- SHORT PROBLEM: Copy the rows below, beginning at the line that contains "data-label: 10.8%（7人） [599,438,742,462]" and stopping after the line that contains "data-label: 9.2%（6人） [579,302,709,326]", and substitute "x-axis-tick" for every "x-tick-label" while leaving everything else unchanged.
"""
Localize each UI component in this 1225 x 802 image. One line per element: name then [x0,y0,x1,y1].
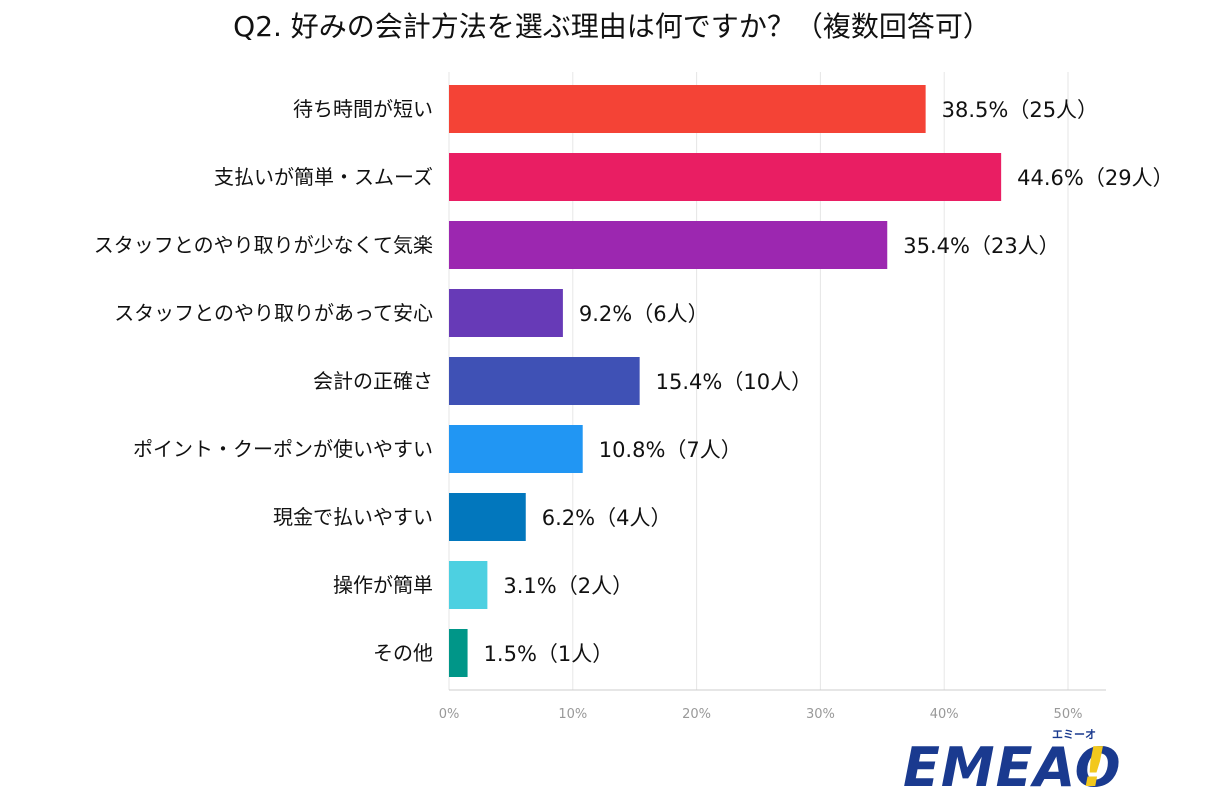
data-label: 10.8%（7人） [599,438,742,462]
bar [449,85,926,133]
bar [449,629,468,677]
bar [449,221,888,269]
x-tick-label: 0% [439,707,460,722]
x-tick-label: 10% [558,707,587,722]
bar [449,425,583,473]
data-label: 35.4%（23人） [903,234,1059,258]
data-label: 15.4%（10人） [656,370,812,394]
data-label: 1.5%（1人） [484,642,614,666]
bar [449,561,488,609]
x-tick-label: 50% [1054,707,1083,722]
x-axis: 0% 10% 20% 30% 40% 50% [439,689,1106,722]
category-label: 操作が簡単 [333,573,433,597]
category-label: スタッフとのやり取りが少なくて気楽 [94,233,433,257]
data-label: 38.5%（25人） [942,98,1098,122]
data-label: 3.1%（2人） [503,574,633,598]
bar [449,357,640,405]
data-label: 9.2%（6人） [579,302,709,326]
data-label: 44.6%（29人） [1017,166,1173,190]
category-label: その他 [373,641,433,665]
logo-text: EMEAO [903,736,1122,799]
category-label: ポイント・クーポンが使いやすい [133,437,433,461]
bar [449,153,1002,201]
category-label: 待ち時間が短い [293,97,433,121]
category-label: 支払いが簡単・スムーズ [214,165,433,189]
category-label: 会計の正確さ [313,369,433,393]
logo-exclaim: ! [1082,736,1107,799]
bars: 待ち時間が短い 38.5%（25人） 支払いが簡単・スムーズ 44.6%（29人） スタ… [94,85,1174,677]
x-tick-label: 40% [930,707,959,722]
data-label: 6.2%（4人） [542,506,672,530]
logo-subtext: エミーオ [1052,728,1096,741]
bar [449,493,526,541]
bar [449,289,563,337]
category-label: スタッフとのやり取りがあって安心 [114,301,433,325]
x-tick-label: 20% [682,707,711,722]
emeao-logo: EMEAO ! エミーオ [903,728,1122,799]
"""
- COMPLETED TASK:
data-label: 10.8%（7人） [599,438,742,462]
bar [449,85,926,133]
bar [449,629,468,677]
bar [449,221,888,269]
x-axis-tick: 0% [439,707,460,722]
x-axis-tick: 10% [558,707,587,722]
bar [449,425,583,473]
data-label: 35.4%（23人） [903,234,1059,258]
data-label: 15.4%（10人） [656,370,812,394]
data-label: 1.5%（1人） [484,642,614,666]
bar [449,561,488,609]
x-axis-tick: 50% [1054,707,1083,722]
x-axis: 0% 10% 20% 30% 40% 50% [439,689,1106,722]
category-label: 操作が簡単 [333,573,433,597]
category-label: スタッフとのやり取りが少なくて気楽 [94,233,433,257]
data-label: 38.5%（25人） [942,98,1098,122]
data-label: 3.1%（2人） [503,574,633,598]
bar [449,357,640,405]
data-label: 9.2%（6人） [579,302,709,326]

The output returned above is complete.